START MATERIAL SUPPLIED
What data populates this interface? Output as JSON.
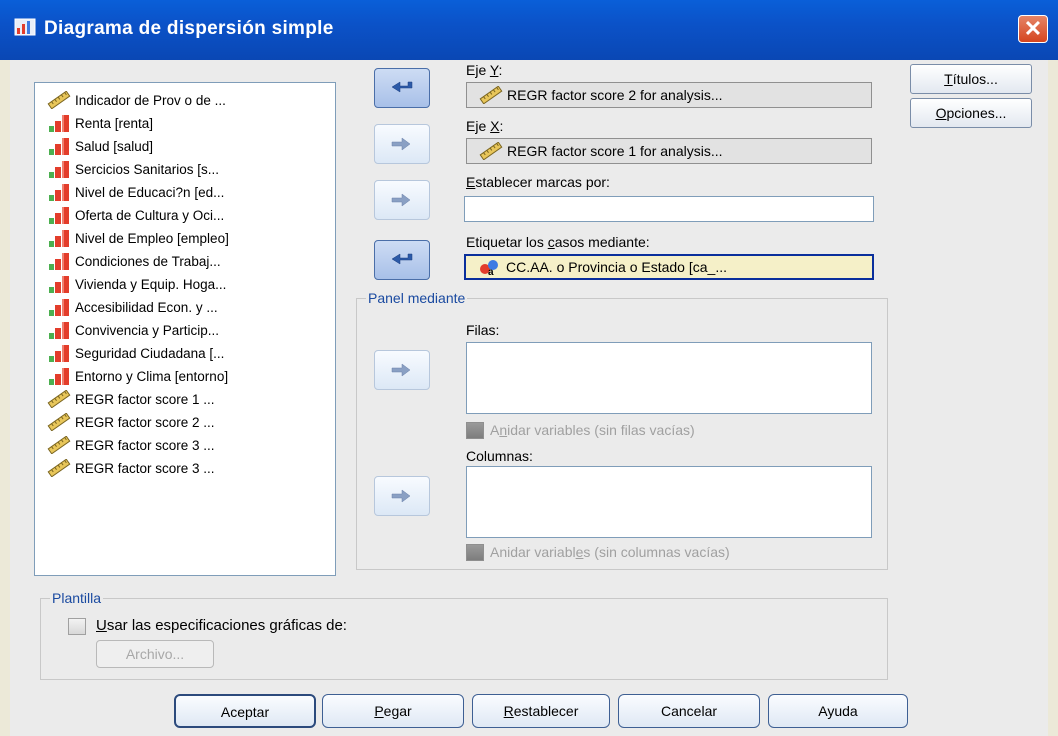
{
  "window": {
    "title": "Diagrama de dispersión simple",
    "close_glyph": "✕"
  },
  "variables": [
    {
      "label": "Indicador de Prov o de ...",
      "icon": "string-ruler-icon"
    },
    {
      "label": "Renta [renta]",
      "icon": "ordinal-bar-icon"
    },
    {
      "label": "Salud [salud]",
      "icon": "ordinal-bar-icon"
    },
    {
      "label": "Sercicios Sanitarios [s...",
      "icon": "ordinal-bar-icon"
    },
    {
      "label": "Nivel de Educaci?n [ed...",
      "icon": "ordinal-bar-icon"
    },
    {
      "label": "Oferta de Cultura y Oci...",
      "icon": "ordinal-bar-icon"
    },
    {
      "label": "Nivel de Empleo [empleo]",
      "icon": "ordinal-bar-icon"
    },
    {
      "label": "Condiciones de Trabaj...",
      "icon": "ordinal-bar-icon"
    },
    {
      "label": "Vivienda y Equip. Hoga...",
      "icon": "ordinal-bar-icon"
    },
    {
      "label": "Accesibilidad Econ. y ...",
      "icon": "ordinal-bar-icon"
    },
    {
      "label": "Convivencia y Particip...",
      "icon": "ordinal-bar-icon"
    },
    {
      "label": "Seguridad Ciudadana [...",
      "icon": "ordinal-bar-icon"
    },
    {
      "label": "Entorno y Clima [entorno]",
      "icon": "ordinal-bar-icon"
    },
    {
      "label": "REGR factor score   1 ...",
      "icon": "scale-ruler-icon"
    },
    {
      "label": "REGR factor score   2 ...",
      "icon": "scale-ruler-icon"
    },
    {
      "label": "REGR factor score   3 ...",
      "icon": "scale-ruler-icon"
    },
    {
      "label": "REGR factor score   3 ...",
      "icon": "scale-ruler-icon"
    }
  ],
  "eje_y": {
    "label_prefix": "Eje ",
    "label_key": "Y",
    "label_suffix": ":",
    "value": "REGR factor score   2 for analysis..."
  },
  "eje_x": {
    "label_prefix": "Eje ",
    "label_key": "X",
    "label_suffix": ":",
    "value": "REGR factor score   1 for analysis..."
  },
  "marcas": {
    "label_key": "E",
    "label_rest": "stablecer marcas por:",
    "value": ""
  },
  "etiquetar": {
    "label_pre": "Etiquetar los ",
    "label_key": "c",
    "label_rest": "asos mediante:",
    "value": "CC.AA. o Provincia o Estado [ca_..."
  },
  "panel": {
    "title": "Panel mediante",
    "filas_label": "Filas:",
    "anidar_filas_pre": "A",
    "anidar_filas_key": "n",
    "anidar_filas_rest": "idar variables (sin filas vacías)",
    "columnas_label": "Columnas:",
    "anidar_columnas_pre": "Anidar variabl",
    "anidar_columnas_key": "e",
    "anidar_columnas_rest": "s (sin columnas vacías)"
  },
  "plantilla": {
    "title": "Plantilla",
    "usar_key": "U",
    "usar_rest": "sar las especificaciones gráficas de:",
    "archivo_label": "Archivo..."
  },
  "side_buttons": {
    "titulos_key": "T",
    "titulos_rest": "ítulos...",
    "opciones_key": "O",
    "opciones_rest": "pciones..."
  },
  "bottom_buttons": {
    "aceptar": "Aceptar",
    "pegar_key": "P",
    "pegar_rest": "egar",
    "restablecer_key": "R",
    "restablecer_rest": "establecer",
    "cancelar": "Cancelar",
    "ayuda": "Ayuda"
  },
  "colors": {
    "titlebar": "#0a52c8",
    "close_button": "#d5451f",
    "focused_field_bg": "#f5f0c8"
  }
}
END MATERIAL SUPPLIED
* **WHAT IS EXPECTED**
Return to the listing above and set it down exactly, leaving out its pictures.

* **THE OUTPUT**
What data populates this interface? Output as JSON.
{
  "window": {
    "title": "Diagrama de dispersión simple",
    "close_glyph": "✕"
  },
  "variables": [
    {
      "label": "Indicador de Prov o de ...",
      "icon": "string-ruler-icon"
    },
    {
      "label": "Renta [renta]",
      "icon": "ordinal-bar-icon"
    },
    {
      "label": "Salud [salud]",
      "icon": "ordinal-bar-icon"
    },
    {
      "label": "Sercicios Sanitarios [s...",
      "icon": "ordinal-bar-icon"
    },
    {
      "label": "Nivel de Educaci?n [ed...",
      "icon": "ordinal-bar-icon"
    },
    {
      "label": "Oferta de Cultura y Oci...",
      "icon": "ordinal-bar-icon"
    },
    {
      "label": "Nivel de Empleo [empleo]",
      "icon": "ordinal-bar-icon"
    },
    {
      "label": "Condiciones de Trabaj...",
      "icon": "ordinal-bar-icon"
    },
    {
      "label": "Vivienda y Equip. Hoga...",
      "icon": "ordinal-bar-icon"
    },
    {
      "label": "Accesibilidad Econ. y ...",
      "icon": "ordinal-bar-icon"
    },
    {
      "label": "Convivencia y Particip...",
      "icon": "ordinal-bar-icon"
    },
    {
      "label": "Seguridad Ciudadana [...",
      "icon": "ordinal-bar-icon"
    },
    {
      "label": "Entorno y Clima [entorno]",
      "icon": "ordinal-bar-icon"
    },
    {
      "label": "REGR factor score   1 ...",
      "icon": "scale-ruler-icon"
    },
    {
      "label": "REGR factor score   2 ...",
      "icon": "scale-ruler-icon"
    },
    {
      "label": "REGR factor score   3 ...",
      "icon": "scale-ruler-icon"
    },
    {
      "label": "REGR factor score   3 ...",
      "icon": "scale-ruler-icon"
    }
  ],
  "eje_y": {
    "label_prefix": "Eje ",
    "label_key": "Y",
    "label_suffix": ":",
    "value": "REGR factor score   2 for analysis..."
  },
  "eje_x": {
    "label_prefix": "Eje ",
    "label_key": "X",
    "label_suffix": ":",
    "value": "REGR factor score   1 for analysis..."
  },
  "marcas": {
    "label_key": "E",
    "label_rest": "stablecer marcas por:",
    "value": ""
  },
  "etiquetar": {
    "label_pre": "Etiquetar los ",
    "label_key": "c",
    "label_rest": "asos mediante:",
    "value": "CC.AA. o Provincia o Estado [ca_..."
  },
  "panel": {
    "title": "Panel mediante",
    "filas_label": "Filas:",
    "anidar_filas_pre": "A",
    "anidar_filas_key": "n",
    "anidar_filas_rest": "idar variables (sin filas vacías)",
    "columnas_label": "Columnas:",
    "anidar_columnas_pre": "Anidar variabl",
    "anidar_columnas_key": "e",
    "anidar_columnas_rest": "s (sin columnas vacías)"
  },
  "plantilla": {
    "title": "Plantilla",
    "usar_key": "U",
    "usar_rest": "sar las especificaciones gráficas de:",
    "archivo_label": "Archivo..."
  },
  "side_buttons": {
    "titulos_key": "T",
    "titulos_rest": "ítulos...",
    "opciones_key": "O",
    "opciones_rest": "pciones..."
  },
  "bottom_buttons": {
    "aceptar": "Aceptar",
    "pegar_key": "P",
    "pegar_rest": "egar",
    "restablecer_key": "R",
    "restablecer_rest": "establecer",
    "cancelar": "Cancelar",
    "ayuda": "Ayuda"
  },
  "colors": {
    "titlebar": "#0a52c8",
    "close_button": "#d5451f",
    "focused_field_bg": "#f5f0c8"
  }
}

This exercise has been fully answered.